§ **The exercise**
Report the number of lines that include "type", with no additional text.

Extracts from a graphics dataset:
·····

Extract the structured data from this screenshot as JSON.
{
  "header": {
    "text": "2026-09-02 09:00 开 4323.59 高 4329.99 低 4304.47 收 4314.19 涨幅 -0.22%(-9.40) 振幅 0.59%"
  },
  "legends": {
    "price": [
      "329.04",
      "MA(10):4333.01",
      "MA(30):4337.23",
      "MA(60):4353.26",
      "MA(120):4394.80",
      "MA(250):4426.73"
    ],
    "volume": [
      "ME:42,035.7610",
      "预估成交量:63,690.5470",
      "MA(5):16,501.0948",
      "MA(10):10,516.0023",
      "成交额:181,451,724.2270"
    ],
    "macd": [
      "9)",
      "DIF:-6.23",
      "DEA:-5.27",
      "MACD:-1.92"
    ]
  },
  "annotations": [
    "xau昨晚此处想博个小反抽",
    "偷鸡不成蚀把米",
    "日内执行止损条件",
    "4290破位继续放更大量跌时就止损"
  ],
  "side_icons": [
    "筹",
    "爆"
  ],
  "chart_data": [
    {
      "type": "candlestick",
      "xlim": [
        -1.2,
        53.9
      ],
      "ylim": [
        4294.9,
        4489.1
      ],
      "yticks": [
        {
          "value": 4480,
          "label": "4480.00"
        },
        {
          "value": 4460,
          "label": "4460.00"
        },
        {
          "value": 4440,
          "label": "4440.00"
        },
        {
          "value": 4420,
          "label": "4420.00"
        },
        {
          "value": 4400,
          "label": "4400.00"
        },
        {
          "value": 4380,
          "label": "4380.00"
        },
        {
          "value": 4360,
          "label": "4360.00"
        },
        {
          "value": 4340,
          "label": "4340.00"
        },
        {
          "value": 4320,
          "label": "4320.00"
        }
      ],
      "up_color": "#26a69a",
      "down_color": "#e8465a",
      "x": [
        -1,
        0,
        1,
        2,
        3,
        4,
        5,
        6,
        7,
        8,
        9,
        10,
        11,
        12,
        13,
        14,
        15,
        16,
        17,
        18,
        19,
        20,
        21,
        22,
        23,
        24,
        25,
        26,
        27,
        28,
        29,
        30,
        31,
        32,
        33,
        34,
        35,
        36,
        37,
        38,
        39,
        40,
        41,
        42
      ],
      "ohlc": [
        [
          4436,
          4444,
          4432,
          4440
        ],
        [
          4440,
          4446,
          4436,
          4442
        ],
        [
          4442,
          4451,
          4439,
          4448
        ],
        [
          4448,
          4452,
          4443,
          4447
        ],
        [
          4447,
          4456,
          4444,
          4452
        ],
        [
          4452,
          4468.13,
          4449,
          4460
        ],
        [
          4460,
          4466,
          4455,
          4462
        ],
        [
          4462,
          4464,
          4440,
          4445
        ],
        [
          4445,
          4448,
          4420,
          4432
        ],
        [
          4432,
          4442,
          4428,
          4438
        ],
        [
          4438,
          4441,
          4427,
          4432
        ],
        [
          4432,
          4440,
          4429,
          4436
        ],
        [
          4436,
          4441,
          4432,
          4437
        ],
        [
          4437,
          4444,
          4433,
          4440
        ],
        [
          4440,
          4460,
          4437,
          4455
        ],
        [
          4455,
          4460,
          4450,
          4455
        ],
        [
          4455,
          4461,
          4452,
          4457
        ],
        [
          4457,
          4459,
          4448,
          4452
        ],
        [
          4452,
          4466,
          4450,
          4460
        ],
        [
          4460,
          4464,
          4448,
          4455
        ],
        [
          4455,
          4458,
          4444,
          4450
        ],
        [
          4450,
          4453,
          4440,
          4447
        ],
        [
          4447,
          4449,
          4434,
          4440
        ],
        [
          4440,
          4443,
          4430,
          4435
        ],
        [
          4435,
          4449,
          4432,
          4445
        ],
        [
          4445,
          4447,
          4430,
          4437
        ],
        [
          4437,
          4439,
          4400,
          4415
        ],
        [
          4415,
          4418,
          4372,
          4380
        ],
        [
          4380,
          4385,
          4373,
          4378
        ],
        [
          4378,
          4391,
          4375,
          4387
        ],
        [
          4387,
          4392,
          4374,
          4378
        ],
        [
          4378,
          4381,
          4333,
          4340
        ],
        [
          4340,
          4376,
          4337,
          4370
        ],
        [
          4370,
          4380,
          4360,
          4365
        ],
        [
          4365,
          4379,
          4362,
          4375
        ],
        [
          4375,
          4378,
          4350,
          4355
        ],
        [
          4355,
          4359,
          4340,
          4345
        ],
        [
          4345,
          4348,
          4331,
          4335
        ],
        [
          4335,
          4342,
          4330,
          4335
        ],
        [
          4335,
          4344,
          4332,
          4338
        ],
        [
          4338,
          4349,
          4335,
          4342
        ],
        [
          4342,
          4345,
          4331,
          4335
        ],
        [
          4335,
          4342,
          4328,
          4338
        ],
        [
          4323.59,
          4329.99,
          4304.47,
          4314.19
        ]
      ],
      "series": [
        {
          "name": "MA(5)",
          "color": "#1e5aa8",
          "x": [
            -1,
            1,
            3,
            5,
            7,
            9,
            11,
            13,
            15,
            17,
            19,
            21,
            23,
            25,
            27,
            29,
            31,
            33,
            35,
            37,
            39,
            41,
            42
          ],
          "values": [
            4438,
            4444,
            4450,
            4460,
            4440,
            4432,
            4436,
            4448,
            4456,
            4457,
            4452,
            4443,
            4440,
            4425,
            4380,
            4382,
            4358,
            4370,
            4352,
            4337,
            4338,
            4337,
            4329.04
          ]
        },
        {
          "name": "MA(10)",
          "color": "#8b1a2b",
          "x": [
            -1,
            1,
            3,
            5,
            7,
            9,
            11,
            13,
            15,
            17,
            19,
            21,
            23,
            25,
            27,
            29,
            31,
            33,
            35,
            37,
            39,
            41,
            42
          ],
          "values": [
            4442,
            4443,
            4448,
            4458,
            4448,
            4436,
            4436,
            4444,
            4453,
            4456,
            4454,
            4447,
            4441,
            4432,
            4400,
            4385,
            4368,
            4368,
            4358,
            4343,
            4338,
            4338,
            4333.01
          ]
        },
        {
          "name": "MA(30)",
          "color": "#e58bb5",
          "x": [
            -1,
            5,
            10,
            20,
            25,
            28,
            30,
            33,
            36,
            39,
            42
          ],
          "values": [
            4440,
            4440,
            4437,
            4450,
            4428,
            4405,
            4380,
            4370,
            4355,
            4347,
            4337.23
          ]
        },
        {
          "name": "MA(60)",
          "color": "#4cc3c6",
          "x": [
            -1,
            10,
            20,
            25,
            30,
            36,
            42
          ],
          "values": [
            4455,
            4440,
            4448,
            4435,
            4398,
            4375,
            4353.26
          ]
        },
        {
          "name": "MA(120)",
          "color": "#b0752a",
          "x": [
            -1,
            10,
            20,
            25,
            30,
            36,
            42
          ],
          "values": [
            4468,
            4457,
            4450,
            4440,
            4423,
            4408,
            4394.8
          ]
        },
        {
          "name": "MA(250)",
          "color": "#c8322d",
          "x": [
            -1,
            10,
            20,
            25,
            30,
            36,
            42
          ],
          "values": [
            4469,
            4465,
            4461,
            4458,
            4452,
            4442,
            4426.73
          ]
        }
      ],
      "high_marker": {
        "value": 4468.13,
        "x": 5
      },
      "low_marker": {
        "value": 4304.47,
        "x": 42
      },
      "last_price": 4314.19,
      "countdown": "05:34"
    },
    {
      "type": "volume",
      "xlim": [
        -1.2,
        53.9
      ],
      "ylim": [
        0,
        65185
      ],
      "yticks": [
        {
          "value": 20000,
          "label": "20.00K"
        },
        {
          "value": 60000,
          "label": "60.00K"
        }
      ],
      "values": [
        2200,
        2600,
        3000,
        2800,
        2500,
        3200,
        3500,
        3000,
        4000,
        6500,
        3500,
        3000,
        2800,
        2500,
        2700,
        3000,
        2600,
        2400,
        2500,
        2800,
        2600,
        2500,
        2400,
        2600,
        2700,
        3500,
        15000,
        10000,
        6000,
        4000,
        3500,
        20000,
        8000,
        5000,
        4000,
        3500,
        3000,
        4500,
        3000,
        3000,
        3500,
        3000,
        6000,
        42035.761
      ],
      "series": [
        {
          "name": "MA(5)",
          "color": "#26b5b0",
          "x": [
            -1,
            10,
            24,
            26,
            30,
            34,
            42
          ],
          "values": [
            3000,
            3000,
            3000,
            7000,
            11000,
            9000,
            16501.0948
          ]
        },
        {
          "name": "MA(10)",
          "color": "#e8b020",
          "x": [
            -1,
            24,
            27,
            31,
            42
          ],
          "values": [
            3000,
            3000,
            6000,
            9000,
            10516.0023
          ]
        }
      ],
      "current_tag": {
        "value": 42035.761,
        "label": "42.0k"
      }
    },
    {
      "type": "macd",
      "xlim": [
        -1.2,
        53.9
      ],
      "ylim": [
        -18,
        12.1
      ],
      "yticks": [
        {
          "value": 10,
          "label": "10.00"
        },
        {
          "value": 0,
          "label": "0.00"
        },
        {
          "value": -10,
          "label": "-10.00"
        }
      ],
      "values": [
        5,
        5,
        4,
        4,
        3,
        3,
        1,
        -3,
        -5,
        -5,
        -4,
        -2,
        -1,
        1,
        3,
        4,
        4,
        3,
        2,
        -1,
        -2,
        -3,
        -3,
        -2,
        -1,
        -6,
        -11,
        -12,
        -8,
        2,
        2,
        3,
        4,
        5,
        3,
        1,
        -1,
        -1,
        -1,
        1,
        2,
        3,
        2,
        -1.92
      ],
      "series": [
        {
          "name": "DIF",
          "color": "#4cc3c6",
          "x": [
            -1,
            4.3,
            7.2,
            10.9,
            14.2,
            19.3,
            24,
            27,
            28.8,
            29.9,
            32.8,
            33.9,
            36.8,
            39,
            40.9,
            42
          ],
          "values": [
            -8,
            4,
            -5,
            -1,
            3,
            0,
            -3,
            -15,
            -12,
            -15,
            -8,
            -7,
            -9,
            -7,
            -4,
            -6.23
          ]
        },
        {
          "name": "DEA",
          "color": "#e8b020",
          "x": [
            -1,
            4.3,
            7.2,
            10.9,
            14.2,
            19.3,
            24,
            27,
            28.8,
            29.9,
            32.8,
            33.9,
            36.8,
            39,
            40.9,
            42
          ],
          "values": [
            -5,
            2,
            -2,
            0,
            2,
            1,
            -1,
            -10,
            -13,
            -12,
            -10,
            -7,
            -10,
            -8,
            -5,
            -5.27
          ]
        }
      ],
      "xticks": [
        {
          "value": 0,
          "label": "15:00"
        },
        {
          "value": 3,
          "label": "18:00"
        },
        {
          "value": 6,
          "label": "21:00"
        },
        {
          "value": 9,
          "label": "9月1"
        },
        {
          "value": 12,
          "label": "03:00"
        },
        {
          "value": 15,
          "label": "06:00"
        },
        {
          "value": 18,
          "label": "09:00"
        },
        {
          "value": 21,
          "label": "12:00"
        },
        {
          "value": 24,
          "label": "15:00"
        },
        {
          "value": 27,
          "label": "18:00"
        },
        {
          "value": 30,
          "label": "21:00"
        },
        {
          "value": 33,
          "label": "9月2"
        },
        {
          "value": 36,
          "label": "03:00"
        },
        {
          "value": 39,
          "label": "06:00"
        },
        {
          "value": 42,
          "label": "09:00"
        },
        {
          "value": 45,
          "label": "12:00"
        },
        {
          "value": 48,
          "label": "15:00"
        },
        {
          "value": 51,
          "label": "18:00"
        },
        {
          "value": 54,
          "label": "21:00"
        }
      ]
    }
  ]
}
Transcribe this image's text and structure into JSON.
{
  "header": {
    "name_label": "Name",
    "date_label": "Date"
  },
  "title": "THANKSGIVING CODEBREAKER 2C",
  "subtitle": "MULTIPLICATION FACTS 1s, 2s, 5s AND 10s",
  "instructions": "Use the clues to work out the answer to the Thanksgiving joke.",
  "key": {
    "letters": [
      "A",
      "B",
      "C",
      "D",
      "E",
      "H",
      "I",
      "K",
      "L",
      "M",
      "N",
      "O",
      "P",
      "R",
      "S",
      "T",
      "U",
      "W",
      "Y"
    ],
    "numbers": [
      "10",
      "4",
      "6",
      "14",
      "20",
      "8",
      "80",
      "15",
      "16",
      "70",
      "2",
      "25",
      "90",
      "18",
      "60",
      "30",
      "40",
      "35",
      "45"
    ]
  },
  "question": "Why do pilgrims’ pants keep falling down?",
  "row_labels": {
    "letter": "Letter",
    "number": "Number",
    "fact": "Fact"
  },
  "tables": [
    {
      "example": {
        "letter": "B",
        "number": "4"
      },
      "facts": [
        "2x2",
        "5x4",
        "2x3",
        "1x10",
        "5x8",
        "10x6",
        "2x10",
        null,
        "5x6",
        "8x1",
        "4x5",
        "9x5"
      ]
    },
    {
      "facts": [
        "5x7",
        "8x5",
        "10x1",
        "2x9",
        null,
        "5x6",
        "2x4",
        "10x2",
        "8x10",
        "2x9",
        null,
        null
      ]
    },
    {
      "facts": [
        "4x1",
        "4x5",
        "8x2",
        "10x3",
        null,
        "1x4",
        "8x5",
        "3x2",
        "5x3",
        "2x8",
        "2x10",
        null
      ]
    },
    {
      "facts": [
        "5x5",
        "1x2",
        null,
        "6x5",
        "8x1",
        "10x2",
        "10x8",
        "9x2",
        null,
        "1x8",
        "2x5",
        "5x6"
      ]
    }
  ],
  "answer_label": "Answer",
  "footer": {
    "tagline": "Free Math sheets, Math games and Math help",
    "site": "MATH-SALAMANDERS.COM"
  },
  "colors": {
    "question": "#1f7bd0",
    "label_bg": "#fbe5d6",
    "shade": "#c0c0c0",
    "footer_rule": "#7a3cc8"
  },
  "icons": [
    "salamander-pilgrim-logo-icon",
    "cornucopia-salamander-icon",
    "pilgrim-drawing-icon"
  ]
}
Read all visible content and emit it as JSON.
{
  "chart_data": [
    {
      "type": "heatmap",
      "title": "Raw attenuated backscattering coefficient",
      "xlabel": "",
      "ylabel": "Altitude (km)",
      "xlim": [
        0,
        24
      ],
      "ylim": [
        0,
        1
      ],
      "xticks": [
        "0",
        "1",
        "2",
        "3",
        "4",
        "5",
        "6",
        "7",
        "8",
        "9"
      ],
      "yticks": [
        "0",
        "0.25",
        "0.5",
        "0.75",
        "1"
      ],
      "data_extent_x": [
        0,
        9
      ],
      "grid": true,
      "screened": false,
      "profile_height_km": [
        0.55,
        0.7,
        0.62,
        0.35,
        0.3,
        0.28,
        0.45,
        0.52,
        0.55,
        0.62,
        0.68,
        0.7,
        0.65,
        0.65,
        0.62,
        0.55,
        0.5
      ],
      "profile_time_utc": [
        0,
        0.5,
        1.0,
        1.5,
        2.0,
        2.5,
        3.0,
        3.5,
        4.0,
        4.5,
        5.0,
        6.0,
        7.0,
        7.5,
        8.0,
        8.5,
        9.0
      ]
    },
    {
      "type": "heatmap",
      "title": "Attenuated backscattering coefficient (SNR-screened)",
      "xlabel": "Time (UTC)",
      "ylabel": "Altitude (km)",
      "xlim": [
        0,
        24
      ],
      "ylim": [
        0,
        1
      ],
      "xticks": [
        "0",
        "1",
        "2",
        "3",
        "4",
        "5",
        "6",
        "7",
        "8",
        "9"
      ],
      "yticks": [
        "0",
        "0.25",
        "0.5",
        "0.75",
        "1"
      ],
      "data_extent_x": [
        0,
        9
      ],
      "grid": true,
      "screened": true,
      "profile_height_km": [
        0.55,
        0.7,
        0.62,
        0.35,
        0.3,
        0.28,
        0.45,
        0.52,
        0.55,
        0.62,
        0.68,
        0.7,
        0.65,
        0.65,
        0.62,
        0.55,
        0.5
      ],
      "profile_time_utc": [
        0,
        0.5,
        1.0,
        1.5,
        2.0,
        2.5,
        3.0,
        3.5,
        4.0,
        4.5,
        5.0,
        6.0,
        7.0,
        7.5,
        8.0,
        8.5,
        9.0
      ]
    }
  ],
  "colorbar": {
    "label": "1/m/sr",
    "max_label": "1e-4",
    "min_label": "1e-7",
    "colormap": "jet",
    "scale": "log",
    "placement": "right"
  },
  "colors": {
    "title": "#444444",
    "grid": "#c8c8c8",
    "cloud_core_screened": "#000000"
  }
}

·····

§ **Reply**
5